─── Selected passage

Nigeria stands today at one of the most critical moments in its history. From the insurgency of Boko Haram and ISWAP in the North-East, to the scourge of banditry across the North-West, the persistent farmer-herder conflicts in the North-Central, separatist agitations and violent criminality in the South-East, crude oil theft in the South-South, and the growing menace of kidnapping and urban crime nationwide, insecurity has become perhaps the greatest threat to national cohesion, economic growth, and social stability.
Yet, despite these challenges, one question continues to echo across the country: where are Nigeria’s generals?
Nigeria has produced some of Africa’s finest military minds. Every region, every state, and virtually every ethnic group has contributed distinguished officers to the Nigerian Armed Forces. Many of these men commanded battalions, brigades, divisions, theatres of war, and multinational operations. Some led peacekeeping missions under the United Nations and the African Union. Others helped stabilize troubled nations thousands of kilometres away from home.
The paradox is striking. Nigerian troops are celebrated for professionalism and effectiveness in foreign missions. From Liberia to Sierra Leone, from Sudan to The Gambia, Nigerian soldiers have demonstrated courage, discipline, and operational excellence. If they can help restore peace abroad, why does insecurity continue to fester at home?
The answer lies partly in the fact that modern insecurity cannot be defeated by military force alone. Today’s conflicts are driven by a dangerous mixture of poverty, governance failures, unemployment, criminal opportunism, political manipulation, weak intelligence coordination, and community distrust. The battlefield is no longer only in forests and trenches; it is also in communities, schools, cyberspace, local economies, and political structures.
This is where Nigeria must begin to think differently.
One of the most instructive examples available today is the Tantita Security Services model championed by High Chief Government Ekpemupolo, popularly known as Tompolo. While the Niger Delta presents a unique environment, the underlying principles of the model offer valuable lessons for tackling insecurity nationwide.
Tantita succeeded because it recognised a fundamental truth: local problems require local knowledge. The organisation leveraged community networks, indigenous intelligence, stakeholder engagement, and grassroots ownership to significantly disrupt crude oil theft operations in the Niger Delta. Former militants, community leaders, youths, traditional institutions, security agencies, and government authorities became part of a coordinated ecosystem rather than isolated actors.
The lesson is simple but profound.
Communities often know who the criminals are, where they operate, how they move, and who sponsors them. What is frequently missing is trust, coordination, protection, and incentives for cooperation.
Imagine a Nigerian security architecture that adapts this principle nationally.

──────
─── Supplied data

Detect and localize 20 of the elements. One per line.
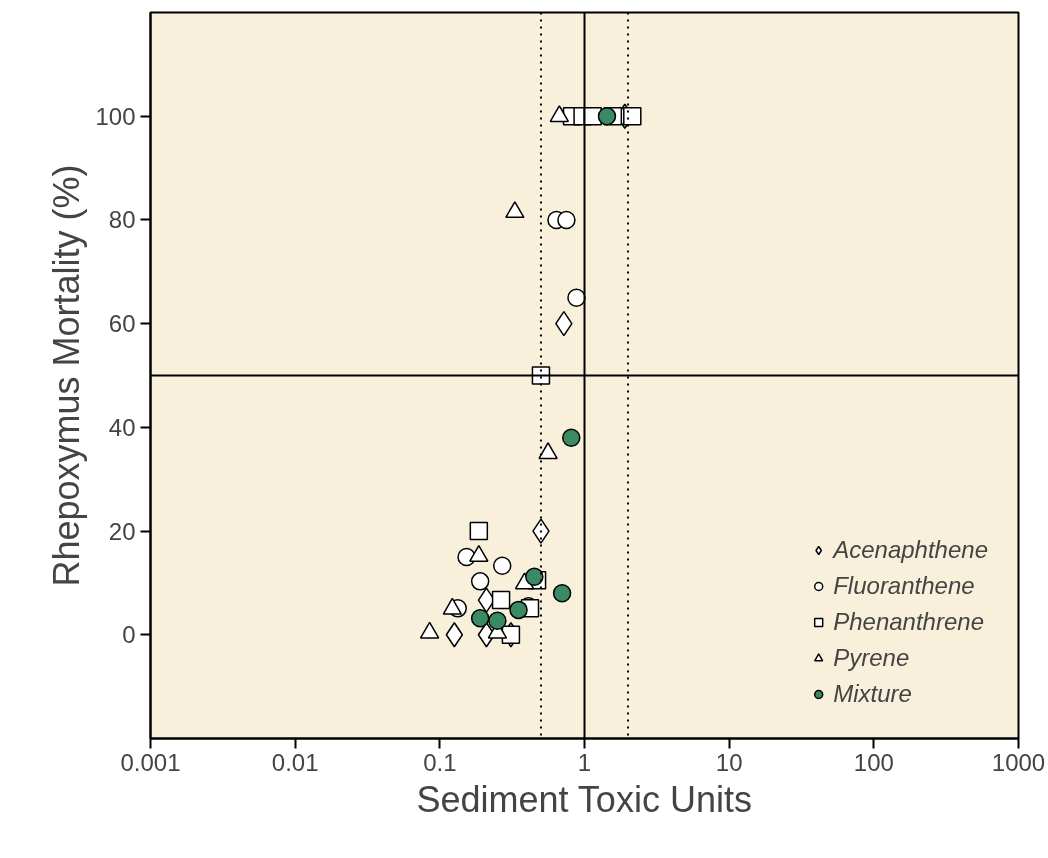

──────

**Jobs**.
**a.** Write out the piece on Nigerian insecurity, beginning at the words "This is where" and stopping after "than isolated actors.".
**b.** Write what comes next in the piece on Nigerian insecurity, picking up after its last sentence.
The listing comes from a different source than the piece on Nigerian insecurity.

**Answers to each task**.
**a.**
This is where Nigeria must begin to think differently.
One of the most instructive examples available today is the Tantita Security Services model championed by High Chief Government Ekpemupolo, popularly known as Tompolo. While the Niger Delta presents a unique environment, the underlying principles of the model offer valuable lessons for tackling insecurity nationwide.
Tantita succeeded because it recognised a fundamental truth: local problems require local knowledge. The organisation leveraged community networks, indigenous intelligence, stakeholder engagement, and grassroots ownership to significantly disrupt crude oil theft operations in the Niger Delta. Former militants, community leaders, youths, traditional institutions, security agencies, and government authorities became part of a coordinated ecosystem rather than isolated actors.

**b.**
Retired generals should become bridges between the military, government, and local communities. Their role should not be to command troops or interfere with constitutional structures. Rather, they should serve as strategic coordinators, advisers, mentors, and confidence-builders.
Across the six geopolitical zones, respected retired generals could chair regional security coordination councils involving serving military commanders, police leadership, intelligence agencies, governors, traditional rulers, religious leaders, and civil society actors. Their experience would help break down bureaucratic rivalries that often undermine intelligence sharing and operational effectiveness.
A retired general from Borno, for example, may possess relationships and institutional memory that help facilitate engagement with community leaders in the North-East. A retired officer from Zamfara may understand the local dynamics of banditry and rural criminal networks. Similar opportunities exist across the South-East, South-South, South-West, and North-Central.
Serving generals, on the other hand, must remain focused on what they are trained to do best: fighting, training, protecting, and leading troops.
Their operational authority should be strengthened through greater decentralisation of command. Theatre commanders and field officers often understand realities on the ground better than distant bureaucracies. Faster decision-making, improved welfare for troops, modern surveillance technologies, enhanced intelligence gathering, and stronger civil-military cooperation can significantly improve operational outcomes.
Equally important is the need for mentorship. Nigeria’s most experienced commanders should systematically transfer knowledge to younger officers confronting asymmetric warfare. The enemies of today are not conventional armies. They are fluid, adaptive, networked, and often embedded within civilian populations. Such threats require specialised counter-insurgency expertise.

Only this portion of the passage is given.